** EXERCISE PROMPT **
Retype every entry exactly, character for character.
---------------
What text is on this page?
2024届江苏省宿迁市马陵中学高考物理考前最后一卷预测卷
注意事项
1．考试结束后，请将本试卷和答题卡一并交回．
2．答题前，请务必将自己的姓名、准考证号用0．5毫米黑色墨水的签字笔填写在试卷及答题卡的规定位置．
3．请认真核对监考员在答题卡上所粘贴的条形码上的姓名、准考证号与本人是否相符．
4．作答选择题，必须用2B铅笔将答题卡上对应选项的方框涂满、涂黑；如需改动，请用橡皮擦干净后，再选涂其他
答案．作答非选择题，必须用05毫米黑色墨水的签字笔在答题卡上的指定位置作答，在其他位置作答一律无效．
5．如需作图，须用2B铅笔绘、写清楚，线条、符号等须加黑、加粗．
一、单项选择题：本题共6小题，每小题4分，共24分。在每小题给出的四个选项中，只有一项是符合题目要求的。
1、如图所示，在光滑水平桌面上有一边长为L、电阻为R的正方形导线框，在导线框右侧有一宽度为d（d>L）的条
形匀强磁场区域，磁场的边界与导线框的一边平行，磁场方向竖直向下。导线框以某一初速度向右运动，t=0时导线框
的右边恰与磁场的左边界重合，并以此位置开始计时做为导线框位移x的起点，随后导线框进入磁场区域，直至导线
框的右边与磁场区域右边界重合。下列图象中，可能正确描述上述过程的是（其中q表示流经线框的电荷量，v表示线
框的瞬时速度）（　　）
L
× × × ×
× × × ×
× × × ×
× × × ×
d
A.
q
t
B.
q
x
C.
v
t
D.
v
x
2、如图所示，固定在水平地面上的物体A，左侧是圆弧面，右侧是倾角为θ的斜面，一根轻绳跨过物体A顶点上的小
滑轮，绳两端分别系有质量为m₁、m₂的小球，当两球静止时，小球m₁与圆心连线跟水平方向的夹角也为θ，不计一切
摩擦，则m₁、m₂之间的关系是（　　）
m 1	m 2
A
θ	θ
---------------
** SOLUTION **
What text is on this page?
2024届江苏省宿迁市马陵中学高考物理考前最后一卷预测卷
注意事项
1．考试结束后，请将本试卷和答题卡一并交回．
2．答题前，请务必将自己的姓名、准考证号用0．5毫米黑色墨水的签字笔填写在试卷及答题卡的规定位置．
3．请认真核对监考员在答题卡上所粘贴的条形码上的姓名、准考证号与本人是否相符．
4．作答选择题，必须用2B铅笔将答题卡上对应选项的方框涂满、涂黑；如需改动，请用橡皮擦干净后，再选涂其他
答案．作答非选择题，必须用05毫米黑色墨水的签字笔在答题卡上的指定位置作答，在其他位置作答一律无效．
5．如需作图，须用2B铅笔绘、写清楚，线条、符号等须加黑、加粗．
一、单项选择题：本题共6小题，每小题4分，共24分。在每小题给出的四个选项中，只有一项是符合题目要求的。
1、如图所示，在光滑水平桌面上有一边长为L、电阻为R的正方形导线框，在导线框右侧有一宽度为d（d>L）的条
形匀强磁场区域，磁场的边界与导线框的一边平行，磁场方向竖直向下。导线框以某一初速度向右运动，t=0时导线框
的右边恰与磁场的左边界重合，并以此位置开始计时做为导线框位移x的起点，随后导线框进入磁场区域，直至导线
框的右边与磁场区域右边界重合。下列图象中，可能正确描述上述过程的是（其中q表示流经线框的电荷量，v表示线
框的瞬时速度）（　　）
L
× × × ×
× × × ×
× × × ×
× × × ×
d
A.
q
t
B.
q
x
C.
v
t
D.
v
x
2、如图所示，固定在水平地面上的物体A，左侧是圆弧面，右侧是倾角为θ的斜面，一根轻绳跨过物体A顶点上的小
滑轮，绳两端分别系有质量为m₁、m₂的小球，当两球静止时，小球m₁与圆心连线跟水平方向的夹角也为θ，不计一切
摩擦，则m₁、m₂之间的关系是（　　）
m 1	m 2
A
θ	θ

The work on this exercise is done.